Aim of the task » In the listing below, locate the lines that hold the string "this". Copy those lines.

Record excerpts »
^^^^^^^^
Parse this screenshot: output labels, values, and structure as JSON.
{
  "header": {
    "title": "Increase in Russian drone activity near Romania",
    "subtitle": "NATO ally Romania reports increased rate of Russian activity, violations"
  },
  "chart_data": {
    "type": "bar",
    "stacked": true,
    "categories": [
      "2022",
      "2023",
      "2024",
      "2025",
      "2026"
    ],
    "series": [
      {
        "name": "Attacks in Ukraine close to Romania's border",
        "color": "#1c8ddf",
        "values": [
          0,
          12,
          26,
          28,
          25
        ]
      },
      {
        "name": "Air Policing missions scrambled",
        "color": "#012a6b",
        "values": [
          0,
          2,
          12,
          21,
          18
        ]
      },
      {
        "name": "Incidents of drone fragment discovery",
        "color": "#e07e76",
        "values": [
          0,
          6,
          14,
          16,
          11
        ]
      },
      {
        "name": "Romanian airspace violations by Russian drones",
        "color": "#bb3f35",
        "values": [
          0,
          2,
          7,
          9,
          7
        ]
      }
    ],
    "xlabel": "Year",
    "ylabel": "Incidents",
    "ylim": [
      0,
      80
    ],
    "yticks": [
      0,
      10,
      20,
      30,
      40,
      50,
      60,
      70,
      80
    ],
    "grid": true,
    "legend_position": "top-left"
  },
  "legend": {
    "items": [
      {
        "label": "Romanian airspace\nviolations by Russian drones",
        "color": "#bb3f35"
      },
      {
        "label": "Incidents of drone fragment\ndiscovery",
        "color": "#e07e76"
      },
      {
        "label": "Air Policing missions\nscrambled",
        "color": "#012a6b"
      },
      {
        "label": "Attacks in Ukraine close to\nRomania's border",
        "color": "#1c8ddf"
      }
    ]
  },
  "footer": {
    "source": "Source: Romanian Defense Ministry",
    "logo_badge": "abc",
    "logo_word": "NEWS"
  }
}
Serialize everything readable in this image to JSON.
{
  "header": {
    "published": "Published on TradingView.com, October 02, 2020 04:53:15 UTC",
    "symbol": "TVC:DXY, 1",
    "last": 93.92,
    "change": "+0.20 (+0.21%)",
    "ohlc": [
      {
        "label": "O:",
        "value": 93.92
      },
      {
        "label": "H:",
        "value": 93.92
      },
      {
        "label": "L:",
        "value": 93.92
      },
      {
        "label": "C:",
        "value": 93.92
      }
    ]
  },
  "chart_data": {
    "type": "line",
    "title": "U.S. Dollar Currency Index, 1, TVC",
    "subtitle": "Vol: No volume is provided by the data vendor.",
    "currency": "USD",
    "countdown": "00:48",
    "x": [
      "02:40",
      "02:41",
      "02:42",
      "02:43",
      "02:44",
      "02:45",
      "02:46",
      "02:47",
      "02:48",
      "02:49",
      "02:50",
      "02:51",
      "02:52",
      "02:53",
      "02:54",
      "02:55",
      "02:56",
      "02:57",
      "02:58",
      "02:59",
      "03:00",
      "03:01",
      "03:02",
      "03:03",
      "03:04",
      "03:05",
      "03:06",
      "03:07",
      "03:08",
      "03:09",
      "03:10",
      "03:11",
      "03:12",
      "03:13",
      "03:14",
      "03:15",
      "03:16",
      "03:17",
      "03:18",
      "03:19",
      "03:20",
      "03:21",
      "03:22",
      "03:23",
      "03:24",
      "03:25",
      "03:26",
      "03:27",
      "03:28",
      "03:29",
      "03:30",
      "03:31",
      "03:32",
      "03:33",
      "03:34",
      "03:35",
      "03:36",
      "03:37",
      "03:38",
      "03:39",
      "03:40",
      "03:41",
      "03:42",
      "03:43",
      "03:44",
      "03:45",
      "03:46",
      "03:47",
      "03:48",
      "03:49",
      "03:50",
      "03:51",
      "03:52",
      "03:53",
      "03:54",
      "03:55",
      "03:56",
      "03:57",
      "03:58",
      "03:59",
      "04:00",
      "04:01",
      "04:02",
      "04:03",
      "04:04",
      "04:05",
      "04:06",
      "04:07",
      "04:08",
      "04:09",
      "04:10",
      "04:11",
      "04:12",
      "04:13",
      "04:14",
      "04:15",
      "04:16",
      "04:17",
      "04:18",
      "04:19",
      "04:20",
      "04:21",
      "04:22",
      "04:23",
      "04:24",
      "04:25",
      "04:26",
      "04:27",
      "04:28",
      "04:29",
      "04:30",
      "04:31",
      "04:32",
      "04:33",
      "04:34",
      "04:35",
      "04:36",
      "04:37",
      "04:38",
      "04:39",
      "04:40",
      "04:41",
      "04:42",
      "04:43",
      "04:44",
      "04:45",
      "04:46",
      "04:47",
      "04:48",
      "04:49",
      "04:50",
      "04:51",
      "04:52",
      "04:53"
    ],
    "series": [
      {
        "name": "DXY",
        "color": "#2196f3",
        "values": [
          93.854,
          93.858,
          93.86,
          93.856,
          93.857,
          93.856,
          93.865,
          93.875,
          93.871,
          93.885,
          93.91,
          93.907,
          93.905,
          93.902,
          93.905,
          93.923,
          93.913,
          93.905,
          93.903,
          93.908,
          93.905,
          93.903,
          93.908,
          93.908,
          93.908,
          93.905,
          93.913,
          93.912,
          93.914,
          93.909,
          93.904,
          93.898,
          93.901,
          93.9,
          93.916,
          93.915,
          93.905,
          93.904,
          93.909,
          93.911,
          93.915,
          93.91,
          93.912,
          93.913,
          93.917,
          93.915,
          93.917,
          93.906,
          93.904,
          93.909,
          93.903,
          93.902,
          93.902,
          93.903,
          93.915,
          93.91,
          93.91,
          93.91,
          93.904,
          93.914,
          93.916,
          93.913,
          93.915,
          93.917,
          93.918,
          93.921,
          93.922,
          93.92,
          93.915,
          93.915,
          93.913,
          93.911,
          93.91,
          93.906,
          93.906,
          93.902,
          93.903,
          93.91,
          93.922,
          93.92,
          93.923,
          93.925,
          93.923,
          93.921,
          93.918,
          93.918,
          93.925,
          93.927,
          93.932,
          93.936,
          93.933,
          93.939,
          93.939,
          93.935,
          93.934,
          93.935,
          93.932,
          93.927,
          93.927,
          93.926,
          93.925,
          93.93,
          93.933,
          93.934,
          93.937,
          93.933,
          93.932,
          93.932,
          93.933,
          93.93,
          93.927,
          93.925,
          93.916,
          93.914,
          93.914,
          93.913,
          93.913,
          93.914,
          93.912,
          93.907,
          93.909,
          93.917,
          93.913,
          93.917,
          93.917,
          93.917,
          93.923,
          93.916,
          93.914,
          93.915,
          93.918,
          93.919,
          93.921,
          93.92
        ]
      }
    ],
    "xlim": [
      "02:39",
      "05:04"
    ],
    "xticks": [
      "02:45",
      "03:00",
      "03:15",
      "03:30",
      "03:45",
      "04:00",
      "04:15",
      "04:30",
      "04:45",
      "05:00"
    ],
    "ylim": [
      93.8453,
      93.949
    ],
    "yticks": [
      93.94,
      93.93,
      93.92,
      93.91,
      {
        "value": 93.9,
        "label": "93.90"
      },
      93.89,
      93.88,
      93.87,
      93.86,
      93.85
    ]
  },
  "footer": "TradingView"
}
^^^^^^^^
Response to the exercise »
Parse this screenshot: output labels, values, and structure as JSON.
Serialize everything readable in this image to JSON.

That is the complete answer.